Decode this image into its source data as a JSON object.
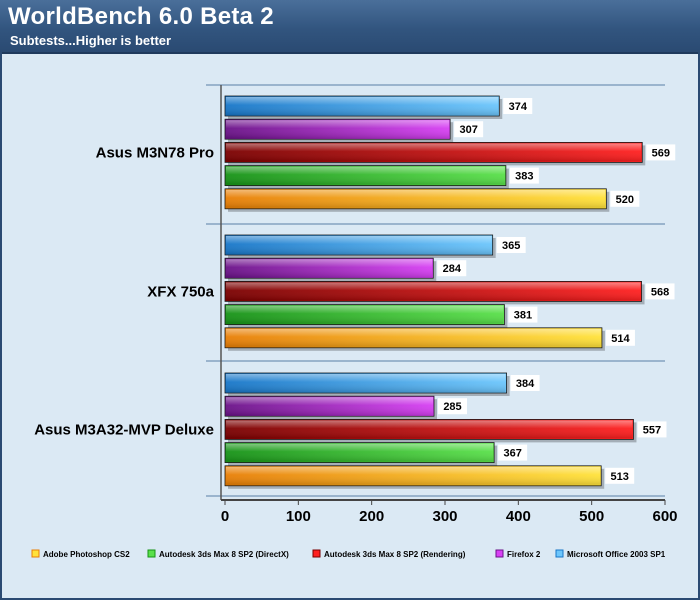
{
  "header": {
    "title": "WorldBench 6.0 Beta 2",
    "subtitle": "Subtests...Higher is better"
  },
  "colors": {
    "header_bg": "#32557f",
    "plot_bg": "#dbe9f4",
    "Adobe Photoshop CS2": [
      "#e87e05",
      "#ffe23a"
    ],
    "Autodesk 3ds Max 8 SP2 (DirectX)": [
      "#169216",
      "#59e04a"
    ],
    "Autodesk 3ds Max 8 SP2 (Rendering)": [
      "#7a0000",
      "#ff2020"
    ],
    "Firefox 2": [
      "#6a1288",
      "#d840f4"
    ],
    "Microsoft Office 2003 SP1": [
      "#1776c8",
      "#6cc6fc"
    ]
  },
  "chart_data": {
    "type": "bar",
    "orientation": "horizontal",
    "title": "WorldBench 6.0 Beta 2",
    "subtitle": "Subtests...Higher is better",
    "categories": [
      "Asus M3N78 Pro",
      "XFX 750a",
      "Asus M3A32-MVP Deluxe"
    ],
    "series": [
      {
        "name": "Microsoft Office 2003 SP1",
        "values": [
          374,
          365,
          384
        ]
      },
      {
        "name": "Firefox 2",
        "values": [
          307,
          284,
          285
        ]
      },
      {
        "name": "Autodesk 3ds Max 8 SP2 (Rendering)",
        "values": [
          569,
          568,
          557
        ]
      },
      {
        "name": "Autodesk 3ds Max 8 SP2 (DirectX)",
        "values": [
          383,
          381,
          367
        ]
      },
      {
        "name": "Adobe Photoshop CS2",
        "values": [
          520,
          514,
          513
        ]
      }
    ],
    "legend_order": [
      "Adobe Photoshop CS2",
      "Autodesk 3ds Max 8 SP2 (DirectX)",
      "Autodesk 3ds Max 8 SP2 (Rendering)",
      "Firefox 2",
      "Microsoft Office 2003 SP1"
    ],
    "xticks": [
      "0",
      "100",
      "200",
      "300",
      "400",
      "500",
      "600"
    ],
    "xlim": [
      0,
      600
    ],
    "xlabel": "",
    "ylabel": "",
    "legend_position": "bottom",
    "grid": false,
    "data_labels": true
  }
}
########################################
In this exercise, set down all of the data exactly, without the pictures.

Decode this image into its source data as a JSON object.
{
  "header": {
    "title": "WorldBench 6.0 Beta 2",
    "subtitle": "Subtests...Higher is better"
  },
  "colors": {
    "header_bg": "#32557f",
    "plot_bg": "#dbe9f4",
    "Adobe Photoshop CS2": [
      "#e87e05",
      "#ffe23a"
    ],
    "Autodesk 3ds Max 8 SP2 (DirectX)": [
      "#169216",
      "#59e04a"
    ],
    "Autodesk 3ds Max 8 SP2 (Rendering)": [
      "#7a0000",
      "#ff2020"
    ],
    "Firefox 2": [
      "#6a1288",
      "#d840f4"
    ],
    "Microsoft Office 2003 SP1": [
      "#1776c8",
      "#6cc6fc"
    ]
  },
  "chart_data": {
    "type": "bar",
    "orientation": "horizontal",
    "title": "WorldBench 6.0 Beta 2",
    "subtitle": "Subtests...Higher is better",
    "categories": [
      "Asus M3N78 Pro",
      "XFX 750a",
      "Asus M3A32-MVP Deluxe"
    ],
    "series": [
      {
        "name": "Microsoft Office 2003 SP1",
        "values": [
          374,
          365,
          384
        ]
      },
      {
        "name": "Firefox 2",
        "values": [
          307,
          284,
          285
        ]
      },
      {
        "name": "Autodesk 3ds Max 8 SP2 (Rendering)",
        "values": [
          569,
          568,
          557
        ]
      },
      {
        "name": "Autodesk 3ds Max 8 SP2 (DirectX)",
        "values": [
          383,
          381,
          367
        ]
      },
      {
        "name": "Adobe Photoshop CS2",
        "values": [
          520,
          514,
          513
        ]
      }
    ],
    "legend_order": [
      "Adobe Photoshop CS2",
      "Autodesk 3ds Max 8 SP2 (DirectX)",
      "Autodesk 3ds Max 8 SP2 (Rendering)",
      "Firefox 2",
      "Microsoft Office 2003 SP1"
    ],
    "xticks": [
      "0",
      "100",
      "200",
      "300",
      "400",
      "500",
      "600"
    ],
    "xlim": [
      0,
      600
    ],
    "xlabel": "",
    "ylabel": "",
    "legend_position": "bottom",
    "grid": false,
    "data_labels": true
  }
}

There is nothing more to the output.